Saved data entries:
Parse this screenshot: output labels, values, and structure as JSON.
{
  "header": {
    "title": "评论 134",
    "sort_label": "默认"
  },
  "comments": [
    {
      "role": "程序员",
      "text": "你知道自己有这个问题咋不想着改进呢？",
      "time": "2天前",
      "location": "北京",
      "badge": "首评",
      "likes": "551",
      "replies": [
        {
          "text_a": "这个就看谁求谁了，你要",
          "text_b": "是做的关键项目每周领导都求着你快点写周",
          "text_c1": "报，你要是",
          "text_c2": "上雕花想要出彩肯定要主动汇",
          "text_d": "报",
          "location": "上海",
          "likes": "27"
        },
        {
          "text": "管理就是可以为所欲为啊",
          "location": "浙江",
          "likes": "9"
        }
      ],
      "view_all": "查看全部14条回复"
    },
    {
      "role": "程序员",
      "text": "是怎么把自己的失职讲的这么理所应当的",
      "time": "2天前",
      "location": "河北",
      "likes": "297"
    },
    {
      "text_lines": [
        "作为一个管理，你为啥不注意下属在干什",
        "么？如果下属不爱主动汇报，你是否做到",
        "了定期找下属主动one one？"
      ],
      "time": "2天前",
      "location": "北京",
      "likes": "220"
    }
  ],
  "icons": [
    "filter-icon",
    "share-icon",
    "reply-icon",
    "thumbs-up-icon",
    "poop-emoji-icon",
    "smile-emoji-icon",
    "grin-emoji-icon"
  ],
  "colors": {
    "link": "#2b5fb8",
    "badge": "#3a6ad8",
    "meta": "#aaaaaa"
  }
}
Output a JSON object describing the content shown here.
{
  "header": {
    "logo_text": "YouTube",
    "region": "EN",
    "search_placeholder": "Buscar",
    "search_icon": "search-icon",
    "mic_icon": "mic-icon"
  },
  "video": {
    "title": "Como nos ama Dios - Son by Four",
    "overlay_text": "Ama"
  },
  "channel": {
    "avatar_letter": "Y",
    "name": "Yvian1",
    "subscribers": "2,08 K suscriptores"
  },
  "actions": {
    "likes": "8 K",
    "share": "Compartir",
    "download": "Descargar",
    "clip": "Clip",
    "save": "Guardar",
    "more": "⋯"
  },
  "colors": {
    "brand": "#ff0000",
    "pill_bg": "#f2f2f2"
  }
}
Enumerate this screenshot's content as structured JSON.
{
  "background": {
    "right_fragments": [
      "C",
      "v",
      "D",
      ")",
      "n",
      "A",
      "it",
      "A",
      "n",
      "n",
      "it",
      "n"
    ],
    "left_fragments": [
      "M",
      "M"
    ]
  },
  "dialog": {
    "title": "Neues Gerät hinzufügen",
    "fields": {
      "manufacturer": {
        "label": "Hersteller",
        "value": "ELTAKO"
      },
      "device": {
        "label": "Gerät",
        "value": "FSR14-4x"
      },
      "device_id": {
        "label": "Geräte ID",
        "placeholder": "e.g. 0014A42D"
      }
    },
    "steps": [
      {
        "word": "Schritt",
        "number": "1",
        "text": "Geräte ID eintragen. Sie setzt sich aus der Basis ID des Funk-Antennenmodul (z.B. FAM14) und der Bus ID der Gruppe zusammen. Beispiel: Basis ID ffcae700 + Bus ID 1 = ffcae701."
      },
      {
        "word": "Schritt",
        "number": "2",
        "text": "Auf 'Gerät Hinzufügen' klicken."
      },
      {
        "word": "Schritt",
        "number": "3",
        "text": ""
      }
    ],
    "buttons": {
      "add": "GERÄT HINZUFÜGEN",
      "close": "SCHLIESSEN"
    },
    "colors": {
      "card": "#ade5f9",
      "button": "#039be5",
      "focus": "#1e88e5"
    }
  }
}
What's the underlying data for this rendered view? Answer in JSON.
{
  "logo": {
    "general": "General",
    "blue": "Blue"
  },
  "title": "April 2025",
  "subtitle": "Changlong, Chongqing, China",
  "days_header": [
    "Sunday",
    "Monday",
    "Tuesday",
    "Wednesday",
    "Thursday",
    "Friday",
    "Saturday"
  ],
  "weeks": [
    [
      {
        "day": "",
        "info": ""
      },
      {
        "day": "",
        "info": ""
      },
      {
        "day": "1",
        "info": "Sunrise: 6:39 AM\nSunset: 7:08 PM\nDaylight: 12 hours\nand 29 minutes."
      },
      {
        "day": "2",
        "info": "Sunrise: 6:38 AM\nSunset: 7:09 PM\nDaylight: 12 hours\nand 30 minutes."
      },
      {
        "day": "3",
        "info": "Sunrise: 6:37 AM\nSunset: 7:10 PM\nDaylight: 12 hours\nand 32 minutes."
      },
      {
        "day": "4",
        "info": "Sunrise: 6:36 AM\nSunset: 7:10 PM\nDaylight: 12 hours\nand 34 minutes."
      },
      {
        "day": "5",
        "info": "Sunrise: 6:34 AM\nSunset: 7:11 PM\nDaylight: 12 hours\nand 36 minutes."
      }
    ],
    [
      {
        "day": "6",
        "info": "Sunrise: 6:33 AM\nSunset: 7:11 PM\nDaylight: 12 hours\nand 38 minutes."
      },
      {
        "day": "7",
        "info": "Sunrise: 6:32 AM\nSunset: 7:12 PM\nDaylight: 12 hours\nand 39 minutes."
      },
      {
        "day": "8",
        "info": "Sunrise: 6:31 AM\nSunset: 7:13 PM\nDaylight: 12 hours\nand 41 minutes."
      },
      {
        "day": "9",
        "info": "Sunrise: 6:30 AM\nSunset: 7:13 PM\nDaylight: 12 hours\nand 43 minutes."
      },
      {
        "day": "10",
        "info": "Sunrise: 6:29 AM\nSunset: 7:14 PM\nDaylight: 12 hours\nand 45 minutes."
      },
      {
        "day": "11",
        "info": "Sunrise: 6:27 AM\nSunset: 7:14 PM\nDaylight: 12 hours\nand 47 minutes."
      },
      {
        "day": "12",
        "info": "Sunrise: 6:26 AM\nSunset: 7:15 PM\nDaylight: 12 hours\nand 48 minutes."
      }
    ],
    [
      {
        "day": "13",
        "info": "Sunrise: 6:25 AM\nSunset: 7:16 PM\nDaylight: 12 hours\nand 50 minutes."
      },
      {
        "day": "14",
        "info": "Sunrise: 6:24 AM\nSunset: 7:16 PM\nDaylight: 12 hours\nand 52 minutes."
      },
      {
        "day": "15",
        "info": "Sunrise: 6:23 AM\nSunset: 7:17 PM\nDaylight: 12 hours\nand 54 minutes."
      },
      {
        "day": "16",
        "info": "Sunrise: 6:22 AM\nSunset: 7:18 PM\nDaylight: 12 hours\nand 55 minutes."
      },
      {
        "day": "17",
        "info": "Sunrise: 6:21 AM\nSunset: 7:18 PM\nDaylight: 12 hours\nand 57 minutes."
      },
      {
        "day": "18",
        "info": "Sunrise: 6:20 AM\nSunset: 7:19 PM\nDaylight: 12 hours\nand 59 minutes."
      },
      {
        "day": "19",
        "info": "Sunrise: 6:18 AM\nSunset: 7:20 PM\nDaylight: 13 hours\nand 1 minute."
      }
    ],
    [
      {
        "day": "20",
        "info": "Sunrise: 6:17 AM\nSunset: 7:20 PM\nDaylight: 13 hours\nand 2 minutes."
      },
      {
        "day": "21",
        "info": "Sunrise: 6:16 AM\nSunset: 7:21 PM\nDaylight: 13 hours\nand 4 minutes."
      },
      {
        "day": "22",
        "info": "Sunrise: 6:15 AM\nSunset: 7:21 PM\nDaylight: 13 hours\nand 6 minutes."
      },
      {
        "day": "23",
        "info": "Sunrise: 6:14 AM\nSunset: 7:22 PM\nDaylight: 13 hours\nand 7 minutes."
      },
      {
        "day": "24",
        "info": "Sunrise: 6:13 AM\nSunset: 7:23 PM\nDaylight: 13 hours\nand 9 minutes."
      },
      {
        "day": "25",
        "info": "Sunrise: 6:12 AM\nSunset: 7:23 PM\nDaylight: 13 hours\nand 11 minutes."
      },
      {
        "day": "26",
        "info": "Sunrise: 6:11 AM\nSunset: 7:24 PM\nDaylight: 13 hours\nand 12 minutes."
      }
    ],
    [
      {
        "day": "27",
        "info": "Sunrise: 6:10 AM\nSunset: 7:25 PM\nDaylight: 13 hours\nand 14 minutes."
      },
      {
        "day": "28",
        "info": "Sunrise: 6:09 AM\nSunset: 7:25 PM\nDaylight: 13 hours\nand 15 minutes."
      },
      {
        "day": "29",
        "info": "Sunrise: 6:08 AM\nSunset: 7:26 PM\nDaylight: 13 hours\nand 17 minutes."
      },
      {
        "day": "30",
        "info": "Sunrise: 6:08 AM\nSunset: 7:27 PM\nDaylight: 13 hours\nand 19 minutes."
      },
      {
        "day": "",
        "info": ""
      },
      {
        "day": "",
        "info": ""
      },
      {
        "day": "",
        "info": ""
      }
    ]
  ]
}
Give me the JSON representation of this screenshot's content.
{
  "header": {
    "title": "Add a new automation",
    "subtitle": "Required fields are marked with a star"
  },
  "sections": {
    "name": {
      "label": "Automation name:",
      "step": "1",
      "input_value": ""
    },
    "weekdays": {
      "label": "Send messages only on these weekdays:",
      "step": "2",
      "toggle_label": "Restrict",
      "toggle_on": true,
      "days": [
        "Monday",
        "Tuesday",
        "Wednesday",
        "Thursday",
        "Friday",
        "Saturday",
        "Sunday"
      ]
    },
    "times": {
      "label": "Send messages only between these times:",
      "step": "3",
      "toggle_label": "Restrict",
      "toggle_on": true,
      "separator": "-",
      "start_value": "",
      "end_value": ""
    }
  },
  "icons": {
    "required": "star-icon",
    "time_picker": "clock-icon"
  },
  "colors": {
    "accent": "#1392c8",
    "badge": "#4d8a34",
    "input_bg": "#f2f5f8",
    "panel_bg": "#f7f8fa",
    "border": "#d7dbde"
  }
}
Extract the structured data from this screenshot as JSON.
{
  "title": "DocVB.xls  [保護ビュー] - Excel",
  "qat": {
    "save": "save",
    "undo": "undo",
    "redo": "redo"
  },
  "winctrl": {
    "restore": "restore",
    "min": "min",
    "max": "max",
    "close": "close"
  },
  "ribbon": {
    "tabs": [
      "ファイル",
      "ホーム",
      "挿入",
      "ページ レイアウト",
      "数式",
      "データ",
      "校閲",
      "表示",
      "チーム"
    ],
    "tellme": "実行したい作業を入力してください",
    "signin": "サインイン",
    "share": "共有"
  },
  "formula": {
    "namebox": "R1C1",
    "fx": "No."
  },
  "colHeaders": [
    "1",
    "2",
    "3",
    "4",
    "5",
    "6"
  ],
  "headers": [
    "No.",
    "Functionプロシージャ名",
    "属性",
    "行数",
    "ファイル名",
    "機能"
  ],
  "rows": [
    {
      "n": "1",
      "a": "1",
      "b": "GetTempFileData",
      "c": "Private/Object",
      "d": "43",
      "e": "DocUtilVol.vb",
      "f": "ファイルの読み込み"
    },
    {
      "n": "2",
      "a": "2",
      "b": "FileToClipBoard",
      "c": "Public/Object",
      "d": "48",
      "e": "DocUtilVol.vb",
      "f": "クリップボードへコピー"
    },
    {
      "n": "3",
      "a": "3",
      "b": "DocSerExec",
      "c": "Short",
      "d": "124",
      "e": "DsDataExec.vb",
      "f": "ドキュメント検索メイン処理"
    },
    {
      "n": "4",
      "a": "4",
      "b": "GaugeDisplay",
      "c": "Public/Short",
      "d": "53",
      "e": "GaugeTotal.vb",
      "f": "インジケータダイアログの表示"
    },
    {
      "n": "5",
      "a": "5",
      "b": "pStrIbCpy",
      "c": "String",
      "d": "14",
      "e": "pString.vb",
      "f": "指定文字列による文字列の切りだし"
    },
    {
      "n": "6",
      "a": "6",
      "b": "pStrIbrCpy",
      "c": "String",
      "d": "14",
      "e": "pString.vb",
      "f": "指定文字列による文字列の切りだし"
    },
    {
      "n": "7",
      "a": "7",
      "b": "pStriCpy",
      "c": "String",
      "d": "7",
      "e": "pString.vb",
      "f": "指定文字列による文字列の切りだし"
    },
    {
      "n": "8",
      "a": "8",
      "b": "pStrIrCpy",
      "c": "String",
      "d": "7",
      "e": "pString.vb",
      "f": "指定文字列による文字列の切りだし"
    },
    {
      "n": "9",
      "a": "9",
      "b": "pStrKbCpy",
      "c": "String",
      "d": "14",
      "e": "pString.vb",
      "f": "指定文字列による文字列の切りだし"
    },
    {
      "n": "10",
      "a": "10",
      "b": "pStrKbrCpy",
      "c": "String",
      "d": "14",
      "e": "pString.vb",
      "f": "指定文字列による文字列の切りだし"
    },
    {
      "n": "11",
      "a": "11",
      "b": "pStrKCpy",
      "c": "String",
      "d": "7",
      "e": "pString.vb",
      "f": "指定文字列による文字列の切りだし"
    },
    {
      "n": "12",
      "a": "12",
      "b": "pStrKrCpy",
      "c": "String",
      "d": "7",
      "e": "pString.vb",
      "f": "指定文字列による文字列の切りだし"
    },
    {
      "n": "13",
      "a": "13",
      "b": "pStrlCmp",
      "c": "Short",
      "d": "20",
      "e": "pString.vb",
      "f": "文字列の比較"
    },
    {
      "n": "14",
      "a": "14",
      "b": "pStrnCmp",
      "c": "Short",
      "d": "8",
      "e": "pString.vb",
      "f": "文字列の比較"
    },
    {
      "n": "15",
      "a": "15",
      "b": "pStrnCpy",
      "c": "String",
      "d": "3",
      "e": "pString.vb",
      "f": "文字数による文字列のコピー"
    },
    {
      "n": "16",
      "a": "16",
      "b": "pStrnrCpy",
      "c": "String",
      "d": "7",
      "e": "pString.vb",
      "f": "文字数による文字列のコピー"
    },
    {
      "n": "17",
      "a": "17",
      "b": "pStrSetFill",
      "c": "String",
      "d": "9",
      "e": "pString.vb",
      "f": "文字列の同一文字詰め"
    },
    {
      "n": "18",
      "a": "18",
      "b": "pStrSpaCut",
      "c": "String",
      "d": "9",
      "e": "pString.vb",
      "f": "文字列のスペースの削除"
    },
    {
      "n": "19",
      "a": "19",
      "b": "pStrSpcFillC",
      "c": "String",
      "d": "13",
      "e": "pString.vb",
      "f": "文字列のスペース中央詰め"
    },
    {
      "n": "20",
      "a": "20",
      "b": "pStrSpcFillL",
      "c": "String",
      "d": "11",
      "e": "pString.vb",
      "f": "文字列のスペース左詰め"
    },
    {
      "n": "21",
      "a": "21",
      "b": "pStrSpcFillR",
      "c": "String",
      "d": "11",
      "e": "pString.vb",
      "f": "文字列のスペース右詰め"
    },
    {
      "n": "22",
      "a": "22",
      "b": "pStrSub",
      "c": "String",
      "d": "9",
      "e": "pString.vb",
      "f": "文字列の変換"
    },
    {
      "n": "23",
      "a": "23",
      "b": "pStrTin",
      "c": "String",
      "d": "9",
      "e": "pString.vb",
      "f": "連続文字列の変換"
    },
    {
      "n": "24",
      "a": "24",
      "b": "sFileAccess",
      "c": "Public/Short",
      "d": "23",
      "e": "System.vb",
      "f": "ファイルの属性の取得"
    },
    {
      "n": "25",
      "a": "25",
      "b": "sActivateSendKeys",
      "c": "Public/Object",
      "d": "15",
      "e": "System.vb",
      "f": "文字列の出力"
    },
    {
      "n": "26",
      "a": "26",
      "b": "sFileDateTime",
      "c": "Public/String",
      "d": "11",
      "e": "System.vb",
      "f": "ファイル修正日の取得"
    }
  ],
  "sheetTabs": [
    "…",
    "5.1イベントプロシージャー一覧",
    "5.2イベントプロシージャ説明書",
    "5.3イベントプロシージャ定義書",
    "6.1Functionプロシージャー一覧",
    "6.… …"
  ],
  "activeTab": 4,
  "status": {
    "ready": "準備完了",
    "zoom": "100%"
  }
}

:: PROBLEM ::
Your task is to list each line of the records with the word "emoji".

:: RESULT OF THIS TASK ::
    "poop-emoji-icon",
    "smile-emoji-icon",
    "grin-emoji-icon"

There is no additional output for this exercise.